(Exercise brief) Quote every line of the material beneath this one.

○ ○ ○

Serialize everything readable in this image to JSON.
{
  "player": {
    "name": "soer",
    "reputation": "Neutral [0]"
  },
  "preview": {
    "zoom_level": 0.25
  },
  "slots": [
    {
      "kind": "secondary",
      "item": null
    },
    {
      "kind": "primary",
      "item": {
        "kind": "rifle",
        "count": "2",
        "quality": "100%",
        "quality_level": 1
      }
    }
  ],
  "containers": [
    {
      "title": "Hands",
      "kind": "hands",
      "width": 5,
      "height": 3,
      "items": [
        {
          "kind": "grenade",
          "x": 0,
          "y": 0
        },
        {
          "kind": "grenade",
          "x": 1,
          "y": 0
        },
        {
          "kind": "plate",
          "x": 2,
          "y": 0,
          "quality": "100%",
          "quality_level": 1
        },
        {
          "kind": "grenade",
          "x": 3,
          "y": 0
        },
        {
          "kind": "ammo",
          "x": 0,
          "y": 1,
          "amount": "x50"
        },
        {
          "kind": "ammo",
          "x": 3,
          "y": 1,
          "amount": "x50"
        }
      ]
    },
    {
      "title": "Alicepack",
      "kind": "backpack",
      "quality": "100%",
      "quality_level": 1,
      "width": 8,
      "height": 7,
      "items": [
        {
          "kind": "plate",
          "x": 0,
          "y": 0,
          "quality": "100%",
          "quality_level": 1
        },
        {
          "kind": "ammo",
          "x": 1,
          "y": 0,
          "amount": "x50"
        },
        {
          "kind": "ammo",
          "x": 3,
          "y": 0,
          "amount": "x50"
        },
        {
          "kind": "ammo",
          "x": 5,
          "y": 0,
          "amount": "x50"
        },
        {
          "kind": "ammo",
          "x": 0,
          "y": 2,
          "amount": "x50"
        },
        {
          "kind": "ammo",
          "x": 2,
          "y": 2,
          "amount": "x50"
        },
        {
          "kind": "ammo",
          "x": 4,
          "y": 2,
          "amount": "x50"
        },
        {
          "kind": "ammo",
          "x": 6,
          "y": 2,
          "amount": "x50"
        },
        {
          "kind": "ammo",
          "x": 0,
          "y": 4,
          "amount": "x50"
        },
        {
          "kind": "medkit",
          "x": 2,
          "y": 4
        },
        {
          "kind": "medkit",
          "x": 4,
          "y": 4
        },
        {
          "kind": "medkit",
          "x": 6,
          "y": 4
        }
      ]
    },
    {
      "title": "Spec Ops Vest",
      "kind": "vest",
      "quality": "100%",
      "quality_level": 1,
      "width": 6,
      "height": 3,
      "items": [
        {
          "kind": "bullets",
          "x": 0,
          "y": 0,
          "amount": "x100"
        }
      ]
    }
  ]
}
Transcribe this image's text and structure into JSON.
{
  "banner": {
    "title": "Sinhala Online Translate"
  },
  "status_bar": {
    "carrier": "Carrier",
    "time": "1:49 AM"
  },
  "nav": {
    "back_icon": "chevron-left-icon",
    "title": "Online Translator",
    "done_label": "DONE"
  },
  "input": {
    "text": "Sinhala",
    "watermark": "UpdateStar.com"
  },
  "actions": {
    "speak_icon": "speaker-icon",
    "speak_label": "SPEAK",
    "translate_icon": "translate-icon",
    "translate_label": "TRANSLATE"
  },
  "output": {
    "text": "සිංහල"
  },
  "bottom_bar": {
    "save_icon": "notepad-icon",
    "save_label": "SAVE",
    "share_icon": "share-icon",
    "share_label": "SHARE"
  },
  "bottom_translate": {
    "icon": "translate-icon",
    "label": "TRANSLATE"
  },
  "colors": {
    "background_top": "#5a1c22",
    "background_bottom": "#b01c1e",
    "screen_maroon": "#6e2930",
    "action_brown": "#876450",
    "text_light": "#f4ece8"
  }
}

○ ○ ○

(Answer for the task)
Serialize everything readable in this image to JSON.
{
  "player": {
    "name": "soer",
    "reputation": "Neutral [0]"
  },
  "preview": {
    "zoom_level": 0.25
  },
  "slots": [
    {
      "kind": "secondary",
      "item": null
    },
    {
      "kind": "primary",
      "item": {
        "kind": "rifle",
        "count": "2",
        "quality": "100%",
        "quality_level": 1
      }
    }
  ],
  "containers": [
    {
      "title": "Hands",
      "kind": "hands",
      "width": 5,
      "height": 3,
      "items": [
        {
          "kind": "grenade",
          "x": 0,
          "y": 0
        },
        {
          "kind": "grenade",
          "x": 1,
          "y": 0
        },
        {
          "kind": "plate",
          "x": 2,
          "y": 0,
          "quality": "100%",
          "quality_level": 1
        },
        {
          "kind": "grenade",
          "x": 3,
          "y": 0
        },
        {
          "kind": "ammo",
          "x": 0,
          "y": 1,
          "amount": "x50"
        },
        {
          "kind": "ammo",
          "x": 3,
          "y": 1,
          "amount": "x50"
        }
      ]
    },
    {
      "title": "Alicepack",
      "kind": "backpack",
      "quality": "100%",
      "quality_level": 1,
      "width": 8,
      "height": 7,
      "items": [
        {
          "kind": "plate",
          "x": 0,
          "y": 0,
          "quality": "100%",
          "quality_level": 1
        },
        {
          "kind": "ammo",
          "x": 1,
          "y": 0,
          "amount": "x50"
        },
        {
          "kind": "ammo",
          "x": 3,
          "y": 0,
          "amount": "x50"
        },
        {
          "kind": "ammo",
          "x": 5,
          "y": 0,
          "amount": "x50"
        },
        {
          "kind": "ammo",
          "x": 0,
          "y": 2,
          "amount": "x50"
        },
        {
          "kind": "ammo",
          "x": 2,
          "y": 2,
          "amount": "x50"
        },
        {
          "kind": "ammo",
          "x": 4,
          "y": 2,
          "amount": "x50"
        },
        {
          "kind": "ammo",
          "x": 6,
          "y": 2,
          "amount": "x50"
        },
        {
          "kind": "ammo",
          "x": 0,
          "y": 4,
          "amount": "x50"
        },
        {
          "kind": "medkit",
          "x": 2,
          "y": 4
        },
        {
          "kind": "medkit",
          "x": 4,
          "y": 4
        },
        {
          "kind": "medkit",
          "x": 6,
          "y": 4
        }
      ]
    },
    {
      "title": "Spec Ops Vest",
      "kind": "vest",
      "quality": "100%",
      "quality_level": 1,
      "width": 6,
      "height": 3,
      "items": [
        {
          "kind": "bullets",
          "x": 0,
          "y": 0,
          "amount": "x100"
        }
      ]
    }
  ]
}
Transcribe this image's text and structure into JSON.
{
  "banner": {
    "title": "Sinhala Online Translate"
  },
  "status_bar": {
    "carrier": "Carrier",
    "time": "1:49 AM"
  },
  "nav": {
    "back_icon": "chevron-left-icon",
    "title": "Online Translator",
    "done_label": "DONE"
  },
  "input": {
    "text": "Sinhala",
    "watermark": "UpdateStar.com"
  },
  "actions": {
    "speak_icon": "speaker-icon",
    "speak_label": "SPEAK",
    "translate_icon": "translate-icon",
    "translate_label": "TRANSLATE"
  },
  "output": {
    "text": "සිංහල"
  },
  "bottom_bar": {
    "save_icon": "notepad-icon",
    "save_label": "SAVE",
    "share_icon": "share-icon",
    "share_label": "SHARE"
  },
  "bottom_translate": {
    "icon": "translate-icon",
    "label": "TRANSLATE"
  },
  "colors": {
    "background_top": "#5a1c22",
    "background_bottom": "#b01c1e",
    "screen_maroon": "#6e2930",
    "action_brown": "#876450",
    "text_light": "#f4ece8"
  }
}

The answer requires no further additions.